Goal: Copy every line in which the string "Sicherheitsleistungen" occurs.

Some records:
BEGIN
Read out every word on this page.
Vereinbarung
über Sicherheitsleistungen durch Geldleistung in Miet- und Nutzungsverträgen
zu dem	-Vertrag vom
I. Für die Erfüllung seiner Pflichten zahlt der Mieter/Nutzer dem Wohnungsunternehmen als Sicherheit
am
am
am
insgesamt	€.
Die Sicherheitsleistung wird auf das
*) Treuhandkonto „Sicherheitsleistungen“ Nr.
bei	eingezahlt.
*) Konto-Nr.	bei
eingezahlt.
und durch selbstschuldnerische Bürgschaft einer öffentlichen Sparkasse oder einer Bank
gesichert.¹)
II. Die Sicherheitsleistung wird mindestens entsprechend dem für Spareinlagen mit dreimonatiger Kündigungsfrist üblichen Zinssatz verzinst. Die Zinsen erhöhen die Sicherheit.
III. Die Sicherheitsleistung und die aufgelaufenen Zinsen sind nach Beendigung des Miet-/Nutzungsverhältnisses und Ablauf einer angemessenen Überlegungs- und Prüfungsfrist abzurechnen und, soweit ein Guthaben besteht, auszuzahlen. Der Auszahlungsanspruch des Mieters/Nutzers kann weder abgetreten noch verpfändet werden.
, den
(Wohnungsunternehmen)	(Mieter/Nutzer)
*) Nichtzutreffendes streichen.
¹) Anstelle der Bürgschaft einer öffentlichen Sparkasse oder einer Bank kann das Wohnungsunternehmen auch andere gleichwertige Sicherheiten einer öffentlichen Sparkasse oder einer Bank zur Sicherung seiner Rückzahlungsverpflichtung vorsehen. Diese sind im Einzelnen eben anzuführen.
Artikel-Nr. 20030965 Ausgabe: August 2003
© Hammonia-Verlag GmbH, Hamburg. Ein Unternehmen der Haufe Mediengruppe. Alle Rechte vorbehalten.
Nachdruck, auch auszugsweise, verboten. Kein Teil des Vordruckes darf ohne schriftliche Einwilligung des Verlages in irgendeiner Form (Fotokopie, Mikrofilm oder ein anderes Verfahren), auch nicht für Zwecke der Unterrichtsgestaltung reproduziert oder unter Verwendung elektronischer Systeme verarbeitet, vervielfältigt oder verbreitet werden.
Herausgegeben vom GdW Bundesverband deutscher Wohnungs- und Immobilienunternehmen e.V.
END
BEGIN
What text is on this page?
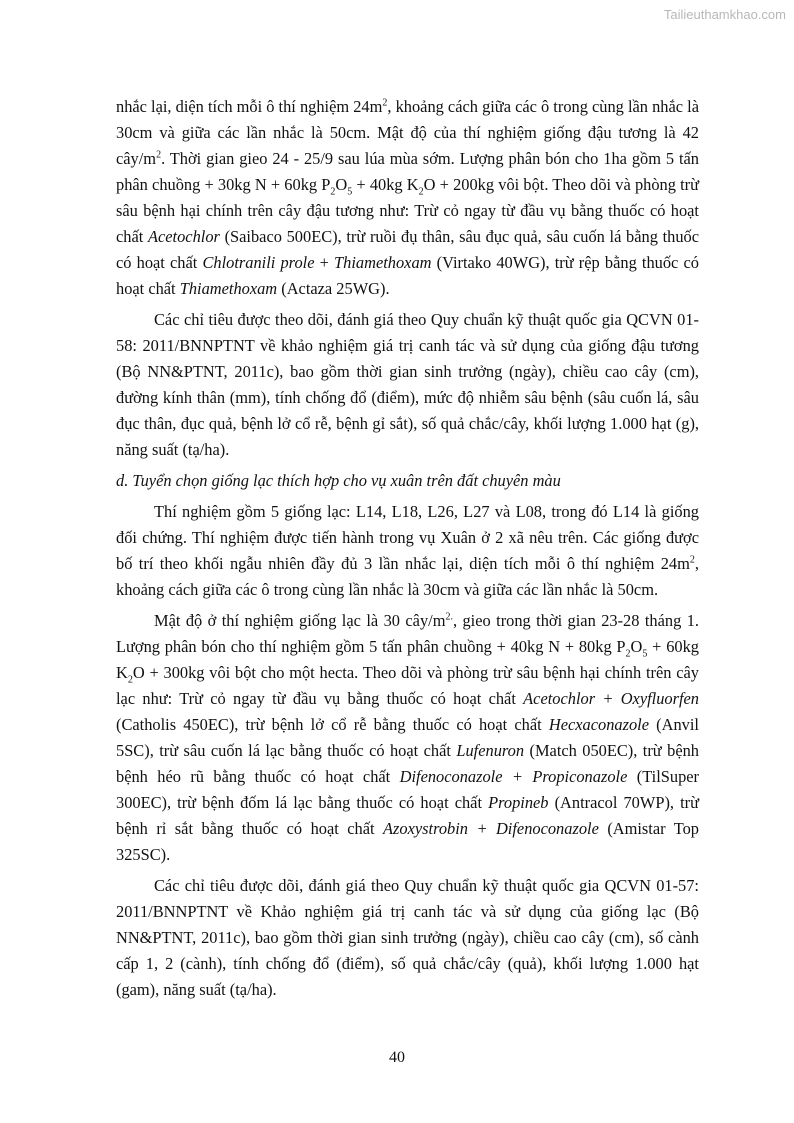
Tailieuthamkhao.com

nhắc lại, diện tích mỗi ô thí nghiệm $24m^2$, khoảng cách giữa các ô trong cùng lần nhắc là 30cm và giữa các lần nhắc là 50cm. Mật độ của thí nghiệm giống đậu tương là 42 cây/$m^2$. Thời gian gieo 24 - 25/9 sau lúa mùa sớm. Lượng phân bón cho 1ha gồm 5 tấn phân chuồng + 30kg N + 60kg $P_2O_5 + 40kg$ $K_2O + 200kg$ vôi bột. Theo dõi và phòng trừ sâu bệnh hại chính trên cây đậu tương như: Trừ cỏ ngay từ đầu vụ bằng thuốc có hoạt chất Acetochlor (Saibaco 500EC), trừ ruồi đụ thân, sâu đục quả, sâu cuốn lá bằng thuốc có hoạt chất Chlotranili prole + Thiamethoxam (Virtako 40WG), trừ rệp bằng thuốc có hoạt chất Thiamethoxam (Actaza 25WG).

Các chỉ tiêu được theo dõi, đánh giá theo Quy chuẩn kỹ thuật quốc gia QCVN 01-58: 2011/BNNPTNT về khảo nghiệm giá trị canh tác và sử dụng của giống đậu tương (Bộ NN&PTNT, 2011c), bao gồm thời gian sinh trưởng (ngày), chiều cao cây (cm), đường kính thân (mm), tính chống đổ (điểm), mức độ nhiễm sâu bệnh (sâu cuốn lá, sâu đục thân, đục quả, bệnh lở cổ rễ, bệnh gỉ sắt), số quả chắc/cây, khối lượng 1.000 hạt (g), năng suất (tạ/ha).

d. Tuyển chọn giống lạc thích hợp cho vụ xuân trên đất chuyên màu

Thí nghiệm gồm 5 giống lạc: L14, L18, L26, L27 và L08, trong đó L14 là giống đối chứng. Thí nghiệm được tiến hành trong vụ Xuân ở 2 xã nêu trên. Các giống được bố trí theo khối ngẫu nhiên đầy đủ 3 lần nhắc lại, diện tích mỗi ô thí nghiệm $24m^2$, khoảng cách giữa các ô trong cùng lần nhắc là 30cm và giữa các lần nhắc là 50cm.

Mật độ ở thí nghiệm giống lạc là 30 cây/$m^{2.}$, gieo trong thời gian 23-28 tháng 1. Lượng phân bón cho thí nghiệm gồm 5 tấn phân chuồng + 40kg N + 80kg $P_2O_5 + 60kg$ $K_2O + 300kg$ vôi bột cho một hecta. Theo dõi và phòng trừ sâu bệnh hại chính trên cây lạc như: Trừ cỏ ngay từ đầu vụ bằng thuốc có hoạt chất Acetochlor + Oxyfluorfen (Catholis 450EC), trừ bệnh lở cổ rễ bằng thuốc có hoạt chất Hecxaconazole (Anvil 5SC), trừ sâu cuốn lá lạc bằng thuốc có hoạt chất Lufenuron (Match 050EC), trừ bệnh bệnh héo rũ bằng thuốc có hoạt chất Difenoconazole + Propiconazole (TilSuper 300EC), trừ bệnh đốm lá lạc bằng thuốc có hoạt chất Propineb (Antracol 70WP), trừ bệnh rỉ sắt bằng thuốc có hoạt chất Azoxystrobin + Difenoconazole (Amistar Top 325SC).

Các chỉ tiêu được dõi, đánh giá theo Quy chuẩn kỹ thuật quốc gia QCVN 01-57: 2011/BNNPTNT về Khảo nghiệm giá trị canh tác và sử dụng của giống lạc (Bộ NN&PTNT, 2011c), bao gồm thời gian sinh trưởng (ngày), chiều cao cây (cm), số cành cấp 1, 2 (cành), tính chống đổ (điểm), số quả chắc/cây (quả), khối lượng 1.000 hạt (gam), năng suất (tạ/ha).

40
END
BEGIN
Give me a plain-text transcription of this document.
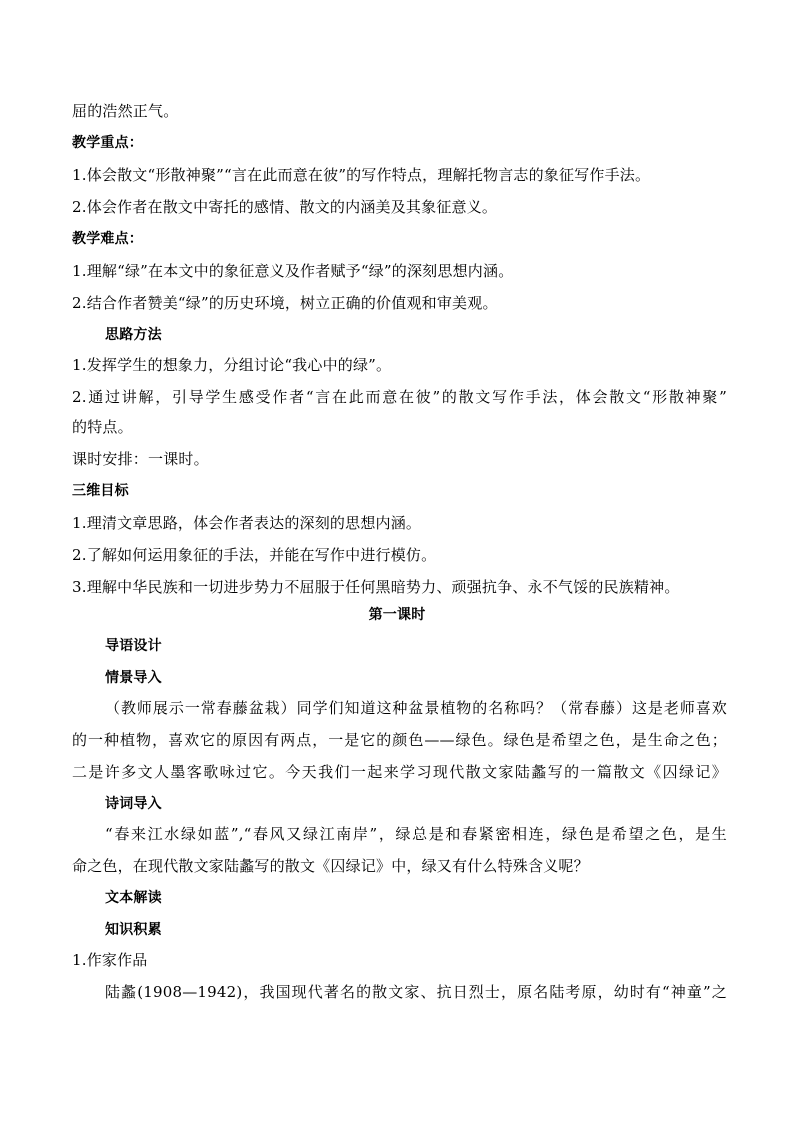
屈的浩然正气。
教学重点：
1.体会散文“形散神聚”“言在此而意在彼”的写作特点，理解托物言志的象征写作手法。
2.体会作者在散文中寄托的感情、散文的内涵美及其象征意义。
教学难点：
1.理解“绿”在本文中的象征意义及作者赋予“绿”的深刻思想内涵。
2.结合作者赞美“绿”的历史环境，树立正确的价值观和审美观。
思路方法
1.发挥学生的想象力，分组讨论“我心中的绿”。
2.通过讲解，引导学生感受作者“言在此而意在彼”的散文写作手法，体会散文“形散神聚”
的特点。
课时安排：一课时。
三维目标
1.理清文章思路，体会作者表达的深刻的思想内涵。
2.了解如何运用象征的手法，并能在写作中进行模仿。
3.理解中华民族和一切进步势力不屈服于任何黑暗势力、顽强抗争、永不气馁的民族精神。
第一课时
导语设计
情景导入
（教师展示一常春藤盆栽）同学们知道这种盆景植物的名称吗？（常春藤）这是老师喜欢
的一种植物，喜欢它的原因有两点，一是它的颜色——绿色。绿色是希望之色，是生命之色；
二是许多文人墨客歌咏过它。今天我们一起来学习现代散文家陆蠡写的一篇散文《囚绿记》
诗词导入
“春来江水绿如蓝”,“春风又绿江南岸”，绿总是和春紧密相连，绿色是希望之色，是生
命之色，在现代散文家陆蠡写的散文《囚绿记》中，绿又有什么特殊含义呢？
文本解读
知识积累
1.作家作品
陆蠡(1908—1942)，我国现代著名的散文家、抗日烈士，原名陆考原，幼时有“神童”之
END
Response for this exercise:
über Sicherheitsleistungen durch Geldleistung in Miet- und Nutzungsverträgen
*) Treuhandkonto „Sicherheitsleistungen“ Nr.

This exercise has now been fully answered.